EXERCISE DATA:
>> Begin

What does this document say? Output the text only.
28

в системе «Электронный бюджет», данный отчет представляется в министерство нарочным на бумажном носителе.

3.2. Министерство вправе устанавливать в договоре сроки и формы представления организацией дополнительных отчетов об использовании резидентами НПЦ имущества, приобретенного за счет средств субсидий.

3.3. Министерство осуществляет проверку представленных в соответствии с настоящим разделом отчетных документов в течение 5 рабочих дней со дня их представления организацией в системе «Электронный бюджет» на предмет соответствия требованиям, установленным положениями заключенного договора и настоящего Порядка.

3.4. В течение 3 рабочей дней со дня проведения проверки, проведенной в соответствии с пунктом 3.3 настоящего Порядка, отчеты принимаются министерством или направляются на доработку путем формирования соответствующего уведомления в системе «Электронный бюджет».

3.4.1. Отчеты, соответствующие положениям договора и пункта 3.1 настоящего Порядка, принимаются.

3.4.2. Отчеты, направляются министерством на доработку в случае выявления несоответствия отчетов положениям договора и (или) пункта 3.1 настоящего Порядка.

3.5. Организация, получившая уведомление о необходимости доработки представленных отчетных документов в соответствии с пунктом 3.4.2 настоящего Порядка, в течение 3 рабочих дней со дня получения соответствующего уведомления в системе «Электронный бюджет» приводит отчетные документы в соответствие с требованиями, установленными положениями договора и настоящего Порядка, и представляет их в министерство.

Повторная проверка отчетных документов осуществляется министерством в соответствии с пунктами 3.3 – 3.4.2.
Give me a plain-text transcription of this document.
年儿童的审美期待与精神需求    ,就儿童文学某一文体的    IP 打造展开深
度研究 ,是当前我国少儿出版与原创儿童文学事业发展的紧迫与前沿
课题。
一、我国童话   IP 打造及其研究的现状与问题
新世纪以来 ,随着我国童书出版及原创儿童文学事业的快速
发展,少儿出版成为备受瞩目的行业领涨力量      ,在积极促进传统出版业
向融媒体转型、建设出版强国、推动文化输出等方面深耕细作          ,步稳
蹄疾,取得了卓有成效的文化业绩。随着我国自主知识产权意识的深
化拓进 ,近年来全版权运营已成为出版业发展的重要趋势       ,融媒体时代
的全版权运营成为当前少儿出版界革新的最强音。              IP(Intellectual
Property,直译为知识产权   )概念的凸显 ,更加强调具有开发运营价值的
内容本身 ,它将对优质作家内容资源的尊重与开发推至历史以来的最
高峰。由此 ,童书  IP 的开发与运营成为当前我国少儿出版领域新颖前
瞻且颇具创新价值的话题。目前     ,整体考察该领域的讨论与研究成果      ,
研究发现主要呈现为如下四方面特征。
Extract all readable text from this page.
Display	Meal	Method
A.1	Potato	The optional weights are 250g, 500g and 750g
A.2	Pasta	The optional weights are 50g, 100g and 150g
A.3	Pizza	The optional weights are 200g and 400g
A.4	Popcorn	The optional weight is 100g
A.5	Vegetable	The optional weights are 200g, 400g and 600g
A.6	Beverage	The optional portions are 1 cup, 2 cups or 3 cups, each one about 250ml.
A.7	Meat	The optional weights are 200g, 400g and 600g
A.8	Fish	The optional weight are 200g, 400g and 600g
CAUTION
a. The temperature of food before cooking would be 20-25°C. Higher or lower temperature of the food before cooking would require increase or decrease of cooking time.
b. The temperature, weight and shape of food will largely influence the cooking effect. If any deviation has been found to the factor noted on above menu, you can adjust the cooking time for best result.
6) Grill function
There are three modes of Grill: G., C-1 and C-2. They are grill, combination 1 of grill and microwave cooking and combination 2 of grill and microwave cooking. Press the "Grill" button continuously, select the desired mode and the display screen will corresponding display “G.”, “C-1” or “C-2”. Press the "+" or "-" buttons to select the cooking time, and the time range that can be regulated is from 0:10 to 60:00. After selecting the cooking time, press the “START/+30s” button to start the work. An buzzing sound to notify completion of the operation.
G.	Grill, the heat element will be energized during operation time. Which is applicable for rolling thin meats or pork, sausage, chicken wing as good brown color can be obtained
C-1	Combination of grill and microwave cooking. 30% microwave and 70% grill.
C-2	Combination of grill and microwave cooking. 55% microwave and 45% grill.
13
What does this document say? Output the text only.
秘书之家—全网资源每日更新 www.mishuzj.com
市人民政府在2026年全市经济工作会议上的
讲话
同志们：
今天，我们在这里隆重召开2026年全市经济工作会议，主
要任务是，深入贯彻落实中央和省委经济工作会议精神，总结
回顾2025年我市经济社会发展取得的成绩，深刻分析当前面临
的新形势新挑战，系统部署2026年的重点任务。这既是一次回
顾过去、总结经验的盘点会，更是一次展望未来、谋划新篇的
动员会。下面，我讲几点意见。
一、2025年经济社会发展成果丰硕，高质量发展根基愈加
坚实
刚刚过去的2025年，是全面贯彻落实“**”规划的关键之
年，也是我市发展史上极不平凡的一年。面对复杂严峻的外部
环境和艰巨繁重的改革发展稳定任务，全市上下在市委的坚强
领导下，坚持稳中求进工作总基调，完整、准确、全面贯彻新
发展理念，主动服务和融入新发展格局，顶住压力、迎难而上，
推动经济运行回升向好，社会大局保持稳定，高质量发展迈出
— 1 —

>> End

TASK: Only lines that contain the word "temperature" are wanted; copy each of them.

ANSWER TO THE EXERCISE:
a. The temperature of food before cooking would be 20-25°C. Higher or lower temperature of the food before cooking would require increase or decrease of cooking time.
b. The temperature, weight and shape of food will largely influence the cooking effect. If any deviation has been found to the factor noted on above menu, you can adjust the cooking time for best result.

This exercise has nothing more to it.